Stored dataset items

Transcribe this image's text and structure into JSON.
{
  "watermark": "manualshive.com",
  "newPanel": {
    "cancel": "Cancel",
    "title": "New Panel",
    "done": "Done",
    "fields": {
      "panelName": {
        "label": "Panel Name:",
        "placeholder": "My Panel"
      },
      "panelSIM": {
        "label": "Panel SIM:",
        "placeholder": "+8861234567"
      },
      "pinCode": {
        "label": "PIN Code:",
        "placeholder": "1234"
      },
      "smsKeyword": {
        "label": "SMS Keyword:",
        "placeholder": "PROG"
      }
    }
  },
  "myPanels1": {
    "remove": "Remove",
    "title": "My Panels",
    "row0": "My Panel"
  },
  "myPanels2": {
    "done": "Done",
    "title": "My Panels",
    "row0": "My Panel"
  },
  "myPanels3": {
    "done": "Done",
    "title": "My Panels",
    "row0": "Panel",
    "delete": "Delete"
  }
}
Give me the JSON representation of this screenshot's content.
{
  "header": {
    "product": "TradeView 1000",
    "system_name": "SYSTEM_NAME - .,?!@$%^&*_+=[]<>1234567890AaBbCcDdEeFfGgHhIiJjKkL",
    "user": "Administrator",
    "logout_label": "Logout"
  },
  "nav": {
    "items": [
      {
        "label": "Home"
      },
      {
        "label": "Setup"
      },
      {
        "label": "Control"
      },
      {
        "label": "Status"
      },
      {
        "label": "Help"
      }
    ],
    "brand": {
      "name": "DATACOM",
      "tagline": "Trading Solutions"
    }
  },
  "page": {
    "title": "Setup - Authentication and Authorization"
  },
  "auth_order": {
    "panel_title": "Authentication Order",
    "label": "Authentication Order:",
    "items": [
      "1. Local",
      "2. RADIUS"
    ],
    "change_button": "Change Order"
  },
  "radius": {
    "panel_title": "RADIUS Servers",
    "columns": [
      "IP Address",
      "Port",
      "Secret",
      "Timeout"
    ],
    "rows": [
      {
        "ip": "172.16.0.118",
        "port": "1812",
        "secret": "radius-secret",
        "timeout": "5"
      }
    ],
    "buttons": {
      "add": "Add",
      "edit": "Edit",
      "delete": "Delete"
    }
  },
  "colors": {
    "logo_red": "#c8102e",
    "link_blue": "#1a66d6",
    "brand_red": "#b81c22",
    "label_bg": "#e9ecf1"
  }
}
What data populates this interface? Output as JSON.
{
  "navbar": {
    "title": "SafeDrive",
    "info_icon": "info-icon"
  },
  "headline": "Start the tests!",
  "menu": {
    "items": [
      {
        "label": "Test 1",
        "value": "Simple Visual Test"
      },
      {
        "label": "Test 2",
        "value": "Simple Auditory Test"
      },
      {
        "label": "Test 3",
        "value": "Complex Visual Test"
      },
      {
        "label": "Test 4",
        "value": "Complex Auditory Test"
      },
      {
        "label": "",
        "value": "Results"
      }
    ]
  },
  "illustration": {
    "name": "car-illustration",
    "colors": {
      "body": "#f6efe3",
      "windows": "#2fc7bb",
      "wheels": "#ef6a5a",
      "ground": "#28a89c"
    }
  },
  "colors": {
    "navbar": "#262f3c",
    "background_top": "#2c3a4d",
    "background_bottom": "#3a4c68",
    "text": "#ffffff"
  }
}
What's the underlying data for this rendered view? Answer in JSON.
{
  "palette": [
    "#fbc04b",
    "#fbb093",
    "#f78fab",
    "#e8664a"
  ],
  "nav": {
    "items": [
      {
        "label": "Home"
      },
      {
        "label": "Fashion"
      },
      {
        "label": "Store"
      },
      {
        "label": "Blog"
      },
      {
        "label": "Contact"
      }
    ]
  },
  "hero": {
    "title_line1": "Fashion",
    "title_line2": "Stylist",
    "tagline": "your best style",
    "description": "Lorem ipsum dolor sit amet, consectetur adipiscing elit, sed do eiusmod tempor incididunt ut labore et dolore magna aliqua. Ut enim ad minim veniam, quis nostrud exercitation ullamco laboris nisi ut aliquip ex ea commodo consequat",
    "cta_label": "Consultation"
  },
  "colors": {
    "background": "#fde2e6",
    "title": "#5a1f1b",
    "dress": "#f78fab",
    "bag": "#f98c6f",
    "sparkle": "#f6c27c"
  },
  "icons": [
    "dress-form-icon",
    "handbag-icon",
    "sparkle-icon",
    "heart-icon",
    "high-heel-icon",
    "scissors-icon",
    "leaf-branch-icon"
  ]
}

- _STATED EXERCISE_: Give back the whole listing, word for word.

- _RESPONSE_:
Transcribe this image's text and structure into JSON.
{
  "watermark": "manualshive.com",
  "newPanel": {
    "cancel": "Cancel",
    "title": "New Panel",
    "done": "Done",
    "fields": {
      "panelName": {
        "label": "Panel Name:",
        "placeholder": "My Panel"
      },
      "panelSIM": {
        "label": "Panel SIM:",
        "placeholder": "+8861234567"
      },
      "pinCode": {
        "label": "PIN Code:",
        "placeholder": "1234"
      },
      "smsKeyword": {
        "label": "SMS Keyword:",
        "placeholder": "PROG"
      }
    }
  },
  "myPanels1": {
    "remove": "Remove",
    "title": "My Panels",
    "row0": "My Panel"
  },
  "myPanels2": {
    "done": "Done",
    "title": "My Panels",
    "row0": "My Panel"
  },
  "myPanels3": {
    "done": "Done",
    "title": "My Panels",
    "row0": "Panel",
    "delete": "Delete"
  }
}
Give me the JSON representation of this screenshot's content.
{
  "header": {
    "product": "TradeView 1000",
    "system_name": "SYSTEM_NAME - .,?!@$%^&*_+=[]<>1234567890AaBbCcDdEeFfGgHhIiJjKkL",
    "user": "Administrator",
    "logout_label": "Logout"
  },
  "nav": {
    "items": [
      {
        "label": "Home"
      },
      {
        "label": "Setup"
      },
      {
        "label": "Control"
      },
      {
        "label": "Status"
      },
      {
        "label": "Help"
      }
    ],
    "brand": {
      "name": "DATACOM",
      "tagline": "Trading Solutions"
    }
  },
  "page": {
    "title": "Setup - Authentication and Authorization"
  },
  "auth_order": {
    "panel_title": "Authentication Order",
    "label": "Authentication Order:",
    "items": [
      "1. Local",
      "2. RADIUS"
    ],
    "change_button": "Change Order"
  },
  "radius": {
    "panel_title": "RADIUS Servers",
    "columns": [
      "IP Address",
      "Port",
      "Secret",
      "Timeout"
    ],
    "rows": [
      {
        "ip": "172.16.0.118",
        "port": "1812",
        "secret": "radius-secret",
        "timeout": "5"
      }
    ],
    "buttons": {
      "add": "Add",
      "edit": "Edit",
      "delete": "Delete"
    }
  },
  "colors": {
    "logo_red": "#c8102e",
    "link_blue": "#1a66d6",
    "brand_red": "#b81c22",
    "label_bg": "#e9ecf1"
  }
}
What data populates this interface? Output as JSON.
{
  "navbar": {
    "title": "SafeDrive",
    "info_icon": "info-icon"
  },
  "headline": "Start the tests!",
  "menu": {
    "items": [
      {
        "label": "Test 1",
        "value": "Simple Visual Test"
      },
      {
        "label": "Test 2",
        "value": "Simple Auditory Test"
      },
      {
        "label": "Test 3",
        "value": "Complex Visual Test"
      },
      {
        "label": "Test 4",
        "value": "Complex Auditory Test"
      },
      {
        "label": "",
        "value": "Results"
      }
    ]
  },
  "illustration": {
    "name": "car-illustration",
    "colors": {
      "body": "#f6efe3",
      "windows": "#2fc7bb",
      "wheels": "#ef6a5a",
      "ground": "#28a89c"
    }
  },
  "colors": {
    "navbar": "#262f3c",
    "background_top": "#2c3a4d",
    "background_bottom": "#3a4c68",
    "text": "#ffffff"
  }
}
What's the underlying data for this rendered view? Answer in JSON.
{
  "palette": [
    "#fbc04b",
    "#fbb093",
    "#f78fab",
    "#e8664a"
  ],
  "nav": {
    "items": [
      {
        "label": "Home"
      },
      {
        "label": "Fashion"
      },
      {
        "label": "Store"
      },
      {
        "label": "Blog"
      },
      {
        "label": "Contact"
      }
    ]
  },
  "hero": {
    "title_line1": "Fashion",
    "title_line2": "Stylist",
    "tagline": "your best style",
    "description": "Lorem ipsum dolor sit amet, consectetur adipiscing elit, sed do eiusmod tempor incididunt ut labore et dolore magna aliqua. Ut enim ad minim veniam, quis nostrud exercitation ullamco laboris nisi ut aliquip ex ea commodo consequat",
    "cta_label": "Consultation"
  },
  "colors": {
    "background": "#fde2e6",
    "title": "#5a1f1b",
    "dress": "#f78fab",
    "bag": "#f98c6f",
    "sparkle": "#f6c27c"
  },
  "icons": [
    "dress-form-icon",
    "handbag-icon",
    "sparkle-icon",
    "heart-icon",
    "high-heel-icon",
    "scissors-icon",
    "leaf-branch-icon"
  ]
}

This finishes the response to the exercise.